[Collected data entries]
_ _ _ _ _

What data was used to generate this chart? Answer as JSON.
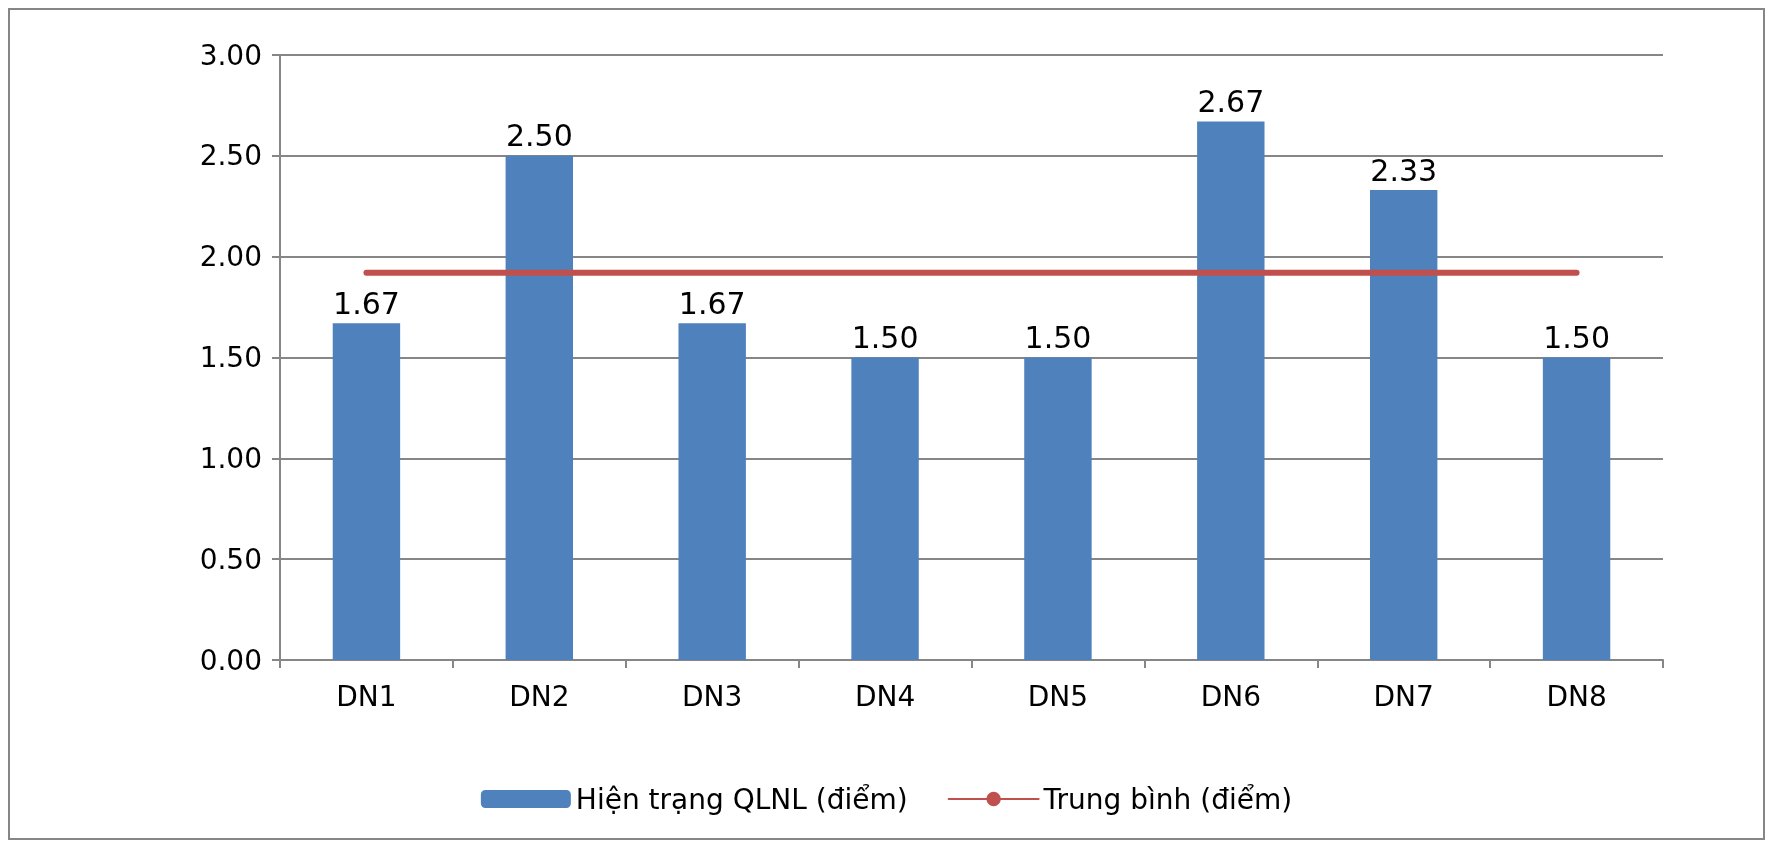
{
  "chart_data": {
    "type": "bar",
    "categories": [
      "DN1",
      "DN2",
      "DN3",
      "DN4",
      "DN5",
      "DN6",
      "DN7",
      "DN8"
    ],
    "series": [
      {
        "name": "Hiện trạng QLNL (điểm)",
        "color": "#4f81bd",
        "values": [
          1.67,
          2.5,
          1.67,
          1.5,
          1.5,
          2.67,
          2.33,
          1.5
        ],
        "value_labels": [
          "1.67",
          "2.50",
          "1.67",
          "1.50",
          "1.50",
          "2.67",
          "2.33",
          "1.50"
        ]
      },
      {
        "name": "Trung bình (điểm)",
        "type": "line",
        "color": "#c0504d",
        "values": [
          1.92,
          1.92,
          1.92,
          1.92,
          1.92,
          1.92,
          1.92,
          1.92
        ]
      }
    ],
    "ylim": [
      0,
      3
    ],
    "yticks": [
      {
        "value": 0,
        "label": "0.00"
      },
      {
        "value": 0.5,
        "label": "0.50"
      },
      {
        "value": 1,
        "label": "1.00"
      },
      {
        "value": 1.5,
        "label": "1.50"
      },
      {
        "value": 2,
        "label": "2.00"
      },
      {
        "value": 2.5,
        "label": "2.50"
      },
      {
        "value": 3,
        "label": "3.00"
      }
    ],
    "grid": "y",
    "legend": "bottom",
    "marker": "none",
    "line_style": "solid"
  }
}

_ _ _ _ _

PROBLEM DETAILS »
Show all lines above holding "name".

SOLUTION TO THIS TASK »
        "name": "Hiện trạng QLNL (điểm)",
        "name": "Trung bình (điểm)",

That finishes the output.